• _REQUEST_: Go through the listing and write out all of it exactly.

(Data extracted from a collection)
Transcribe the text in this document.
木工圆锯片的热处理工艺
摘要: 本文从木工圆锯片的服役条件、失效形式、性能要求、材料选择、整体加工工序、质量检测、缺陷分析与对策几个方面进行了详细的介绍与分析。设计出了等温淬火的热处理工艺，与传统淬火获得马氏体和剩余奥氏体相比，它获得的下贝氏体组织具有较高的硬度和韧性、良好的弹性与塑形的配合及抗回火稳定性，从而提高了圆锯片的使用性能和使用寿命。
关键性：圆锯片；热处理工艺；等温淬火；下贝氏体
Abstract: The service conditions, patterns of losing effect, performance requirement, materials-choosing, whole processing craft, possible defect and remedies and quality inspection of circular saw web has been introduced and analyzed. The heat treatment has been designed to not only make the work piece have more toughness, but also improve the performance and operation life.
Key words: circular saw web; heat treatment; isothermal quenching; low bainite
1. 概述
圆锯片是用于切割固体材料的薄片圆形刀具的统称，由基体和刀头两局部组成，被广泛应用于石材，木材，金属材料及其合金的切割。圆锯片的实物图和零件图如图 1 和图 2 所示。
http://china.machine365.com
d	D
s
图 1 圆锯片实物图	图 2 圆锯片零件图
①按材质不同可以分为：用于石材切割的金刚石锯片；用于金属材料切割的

• _SOLUTION FOR THIS EXERCISE_:
Transcribe the text in this document.
木工圆锯片的热处理工艺
摘要: 本文从木工圆锯片的服役条件、失效形式、性能要求、材料选择、整体加工工序、质量检测、缺陷分析与对策几个方面进行了详细的介绍与分析。设计出了等温淬火的热处理工艺，与传统淬火获得马氏体和剩余奥氏体相比，它获得的下贝氏体组织具有较高的硬度和韧性、良好的弹性与塑形的配合及抗回火稳定性，从而提高了圆锯片的使用性能和使用寿命。
关键性：圆锯片；热处理工艺；等温淬火；下贝氏体
Abstract: The service conditions, patterns of losing effect, performance requirement, materials-choosing, whole processing craft, possible defect and remedies and quality inspection of circular saw web has been introduced and analyzed. The heat treatment has been designed to not only make the work piece have more toughness, but also improve the performance and operation life.
Key words: circular saw web; heat treatment; isothermal quenching; low bainite
1. 概述
圆锯片是用于切割固体材料的薄片圆形刀具的统称，由基体和刀头两局部组成，被广泛应用于石材，木材，金属材料及其合金的切割。圆锯片的实物图和零件图如图 1 和图 2 所示。
http://china.machine365.com
d	D
s
图 1 圆锯片实物图	图 2 圆锯片零件图
①按材质不同可以分为：用于石材切割的金刚石锯片；用于金属材料切割的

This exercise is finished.